** begin Source text **

Georgia Organics

Word of Mouth
Searching Athens’ nowherebelly for an iron horse and a point

Right on, William Carlos Williams

When my friend and senior in music journalism the illustrious Chad Radford suggested I, for my next piece, write on an Athens oddity called The Iron Horse, I was pretty underwhelmed at the idea. And this was only after he convinced me he wasn’t joking.

“So why do they try to find it?”

“To touch it.”

“And why is that?”
“It’s like an initiation thing.”
“…?”
“It was just this tradition. A right of passage for Athens musicians.”

So, not for any impressive reasons did I doubt the Iron Horse’s existence, but because I just didn’t grasp its significance beyond being pretty fucking weird. It allegedly resides relatively close to my current hometown of Athens, Georgia, and as disengaged as I’ve felt amidst the music scene lately in this reputed music town, I didn’t mind doing some homework to dig up a story on the subject.

So I thought about it. And I became a little starry-eyed with the idea of polishing a dust-gathered, local gem to gain some insight into the workings of the bands that put this town on the map. To go beyond the sweeping hashed-and-rehashed survey of, yes, Athens cradled the B-52’s, R.E.M, and Pylon, to instead, linger a little longer on the constituent bits and pieces of the music scene’s context. What a fucking righteous task! To readjust a highly documented perspective by means of a physical object in order to inch towards its significance and meaning. So, captivated, I eventually decided to take on the stallion. “No ideas but in things,” William Carlos Williams said. Right on, man. I sighed as I adjusted my beret, ashed my cigarette.

… took a drag and started hacking out my guts. Once I started trying to find leads for the story the stars in my eyes began to seem more and more like dead fireflies on the windshield of a jalopy. What did come easily, however, were the fundamentals of the story.

And so it goes, in the fifties, some well-meaning art professor, unaware that his intentions existed in that unforgivable pocket of wrong place a la wrong time, and perhaps a little too faithful in the college-town’s appreciation of the arts, decided that just what Athens needed was an abstractionist rendition of Robert E. Lee astride upon a stallion. Not surprisingly, the statue became subject to controversy. This, as my friend Todd pointed out, was ironic since those who viewed this piece of modern art as outrageous ended up Jackson Pollocking it with their vandalism, even at one point, trying to set it on fire (it was iron, mind you). The horse was ultimately exiled to the outskirts of Oconee County, plopped into a relatively inaccessible although highly visible patch of field in Watkinsville off Highway 15 going south.

Somewhere along the line, Chad explained, this statue became a figure to the local music scene. The mission for Athens musicians: find this unmarked area where the horse resides and touch it, a task that wouldn’t have been as easy as it sounds to our modern, Google-pampered understanding of the world. The thing, the gesture, pregnant with symbolic significance, lost itself on me when Chad first introduced me to the topic.

** end Source text **
** begin Material shown **

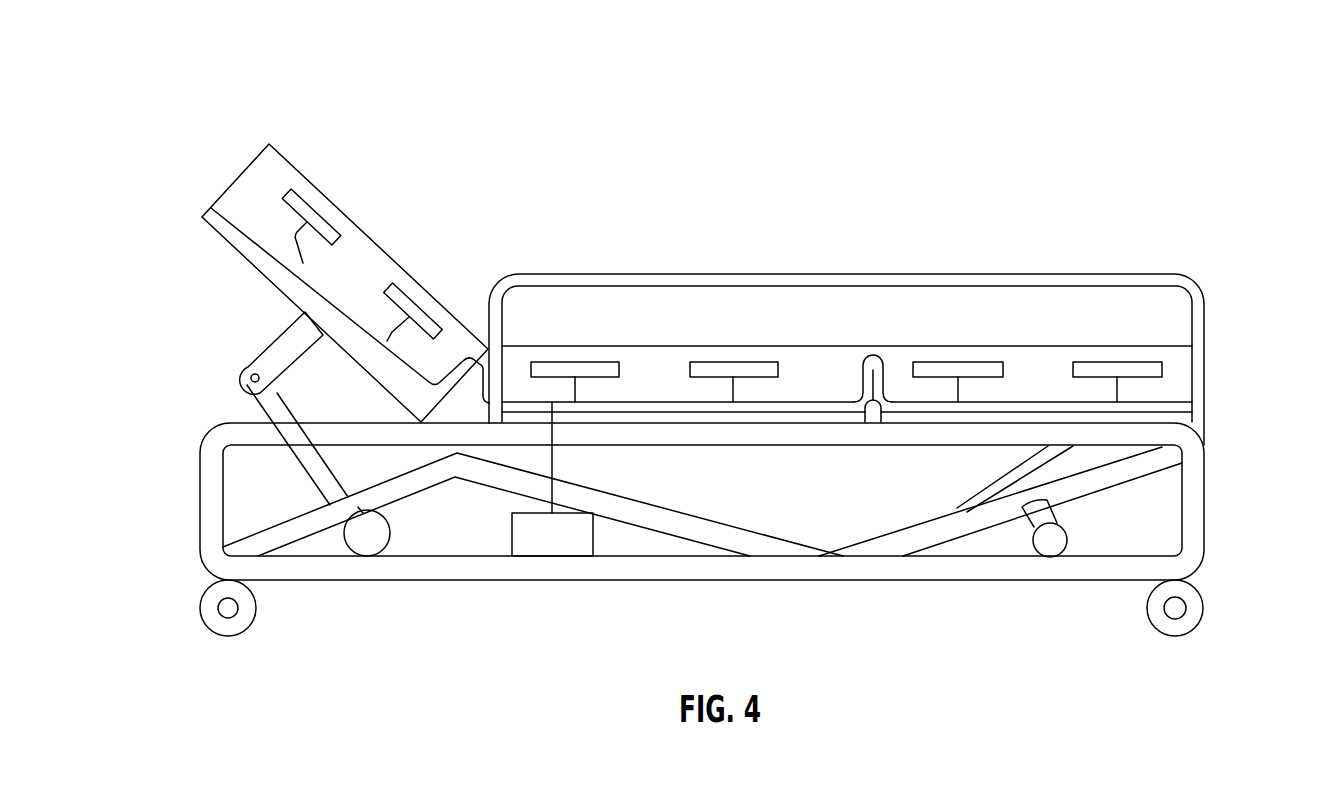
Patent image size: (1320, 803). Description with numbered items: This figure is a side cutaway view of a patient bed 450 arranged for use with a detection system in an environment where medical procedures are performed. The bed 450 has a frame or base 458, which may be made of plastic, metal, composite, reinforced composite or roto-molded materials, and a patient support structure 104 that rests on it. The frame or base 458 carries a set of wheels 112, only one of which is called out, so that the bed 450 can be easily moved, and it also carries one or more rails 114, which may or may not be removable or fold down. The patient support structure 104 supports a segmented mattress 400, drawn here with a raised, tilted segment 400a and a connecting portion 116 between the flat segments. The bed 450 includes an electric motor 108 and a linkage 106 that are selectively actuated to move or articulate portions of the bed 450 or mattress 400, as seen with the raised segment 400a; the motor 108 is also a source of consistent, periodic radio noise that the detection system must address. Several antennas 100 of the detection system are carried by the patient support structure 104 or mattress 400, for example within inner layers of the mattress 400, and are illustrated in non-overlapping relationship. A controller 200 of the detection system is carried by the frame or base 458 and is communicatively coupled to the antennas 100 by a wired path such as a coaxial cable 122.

The bed 450 is at (170, 78).
The frame or base 458 is at (1207, 496).
The wheels 112 is at (1205, 608).
The electric motor 108 is at (366, 545).
The controller 200 is at (553, 545).
The coaxial cable 122 is at (551, 508).
The segmented mattress 400 is at (846, 425).
The articulating deck section 400a is at (371, 232).
The rail 114 is at (690, 274).
The deck connector 116 is at (893, 346).
The patient support structure 104 is at (237, 243).
The linkage 106 is at (277, 340).
The antenna 100 is at (325, 218).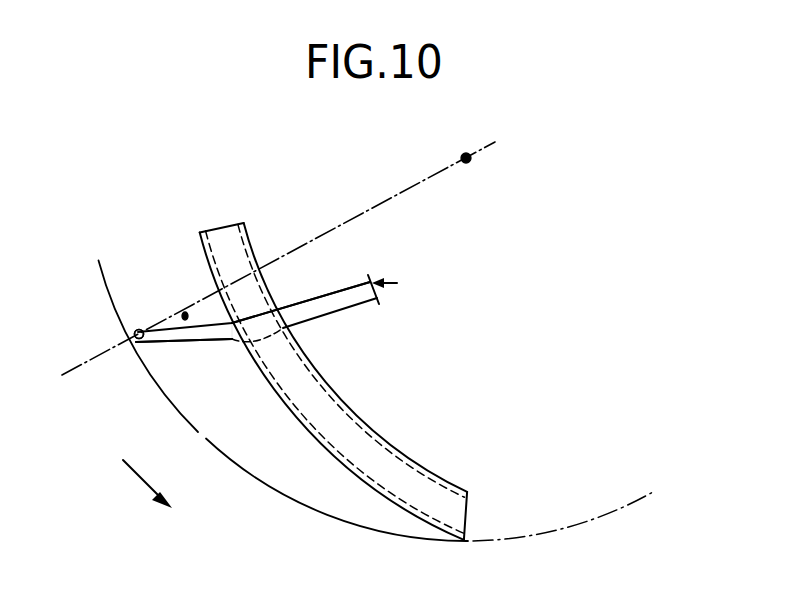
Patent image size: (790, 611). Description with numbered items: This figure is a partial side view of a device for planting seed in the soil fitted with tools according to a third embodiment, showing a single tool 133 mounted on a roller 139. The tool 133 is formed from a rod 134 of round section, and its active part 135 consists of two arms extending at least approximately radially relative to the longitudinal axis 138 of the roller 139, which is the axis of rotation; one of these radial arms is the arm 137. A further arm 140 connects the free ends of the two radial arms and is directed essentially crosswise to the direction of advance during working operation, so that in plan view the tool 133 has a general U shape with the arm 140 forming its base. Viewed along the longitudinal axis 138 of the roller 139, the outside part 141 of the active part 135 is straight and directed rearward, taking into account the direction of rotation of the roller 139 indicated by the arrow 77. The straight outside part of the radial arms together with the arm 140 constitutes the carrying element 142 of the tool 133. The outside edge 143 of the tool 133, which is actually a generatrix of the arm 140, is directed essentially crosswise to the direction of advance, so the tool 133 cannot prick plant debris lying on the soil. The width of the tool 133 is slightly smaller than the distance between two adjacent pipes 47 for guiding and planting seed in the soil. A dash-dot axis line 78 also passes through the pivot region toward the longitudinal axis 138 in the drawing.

The pipes for guiding and planting seed in the soil 47 is at (322, 425).
The arrow 77 is at (134, 470).
The axis line 78 is at (383, 207).
The tool 133 is at (403, 285).
The rod 134 is at (326, 316).
The active part 135 is at (318, 302).
The arm 137 is at (232, 340).
The longitudinal axis 138 is at (468, 151).
The roller 139 is at (266, 484).
The arm 140 is at (146, 328).
The outside part 141 is at (179, 343).
The carrying element 142 is at (185, 326).
The outside edge 143 is at (133, 337).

** end Material shown **

Instructions:
A: Copy, word for word, the part of the Iron Horse essay that opens with the words containing "Right on, William" and closes with "on the subject.".
B: Which bands does the Iron Horse essay name as having been cradled by Athens?
None of the items are needed for this.

Worked answers:
A:
Right on, William Carlos Williams

When my friend and senior in music journalism the illustrious Chad Radford suggested I, for my next piece, write on an Athens oddity called The Iron Horse, I was pretty underwhelmed at the idea. And this was only after he convinced me he wasn’t joking.

“So why do they try to find it?”

“To touch it.”

“And why is that?”
“It’s like an initiation thing.”
“…?”
“It was just this tradition. A right of passage for Athens musicians.”

So, not for any impressive reasons did I doubt the Iron Horse’s existence, but because I just didn’t grasp its significance beyond being pretty fucking weird. It allegedly resides relatively close to my current hometown of Athens, Georgia, and as disengaged as I’ve felt amidst the music scene lately in this reputed music town, I didn’t mind doing some homework to dig up a story on the subject.

B: B-52’s, R.E.M, Pylon